(Collected data entries)
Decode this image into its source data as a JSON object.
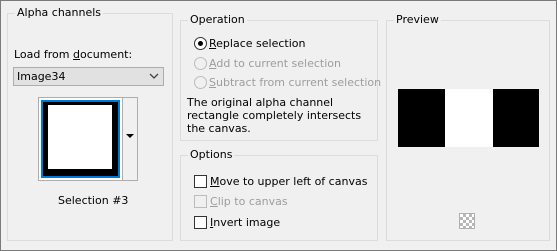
{
  "alpha_channels": {
    "title": "Alpha channels",
    "load_from_label": "Load from document:",
    "load_from_mnemonic": "d",
    "document_value": "Image34",
    "selection_name": "Selection #3"
  },
  "operation": {
    "title": "Operation",
    "options": [
      {
        "label": "Replace selection",
        "mnemonic": "R",
        "checked": true,
        "enabled": true
      },
      {
        "label": "Add to current selection",
        "mnemonic": "A",
        "checked": false,
        "enabled": false
      },
      {
        "label": "Subtract from current selection",
        "mnemonic": "S",
        "checked": false,
        "enabled": false
      }
    ],
    "description": "The original alpha channel rectangle completely intersects the canvas."
  },
  "options": {
    "title": "Options",
    "move_to_upper_left": {
      "label": "Move to upper left of canvas",
      "mnemonic": "M",
      "checked": false,
      "enabled": true
    },
    "clip_to_canvas": {
      "label": "Clip to canvas",
      "mnemonic": "C",
      "checked": false,
      "enabled": false
    },
    "invert_image": {
      "label": "Invert image",
      "mnemonic": "I",
      "checked": false,
      "enabled": true
    }
  },
  "preview": {
    "title": "Preview"
  },
  "colors": {
    "background": "#f0f0f0",
    "accent": "#0078d7",
    "disabled_text": "#9d9d9d"
  }
}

▸ STATED TASK:
Print all of the entries word for word. Omit the pictures they contain.

▸ SOLUTION TO THE EXERCISE:
Decode this image into its source data as a JSON object.
{
  "alpha_channels": {
    "title": "Alpha channels",
    "load_from_label": "Load from document:",
    "load_from_mnemonic": "d",
    "document_value": "Image34",
    "selection_name": "Selection #3"
  },
  "operation": {
    "title": "Operation",
    "options": [
      {
        "label": "Replace selection",
        "mnemonic": "R",
        "checked": true,
        "enabled": true
      },
      {
        "label": "Add to current selection",
        "mnemonic": "A",
        "checked": false,
        "enabled": false
      },
      {
        "label": "Subtract from current selection",
        "mnemonic": "S",
        "checked": false,
        "enabled": false
      }
    ],
    "description": "The original alpha channel rectangle completely intersects the canvas."
  },
  "options": {
    "title": "Options",
    "move_to_upper_left": {
      "label": "Move to upper left of canvas",
      "mnemonic": "M",
      "checked": false,
      "enabled": true
    },
    "clip_to_canvas": {
      "label": "Clip to canvas",
      "mnemonic": "C",
      "checked": false,
      "enabled": false
    },
    "invert_image": {
      "label": "Invert image",
      "mnemonic": "I",
      "checked": false,
      "enabled": true
    }
  },
  "preview": {
    "title": "Preview"
  },
  "colors": {
    "background": "#f0f0f0",
    "accent": "#0078d7",
    "disabled_text": "#9d9d9d"
  }
}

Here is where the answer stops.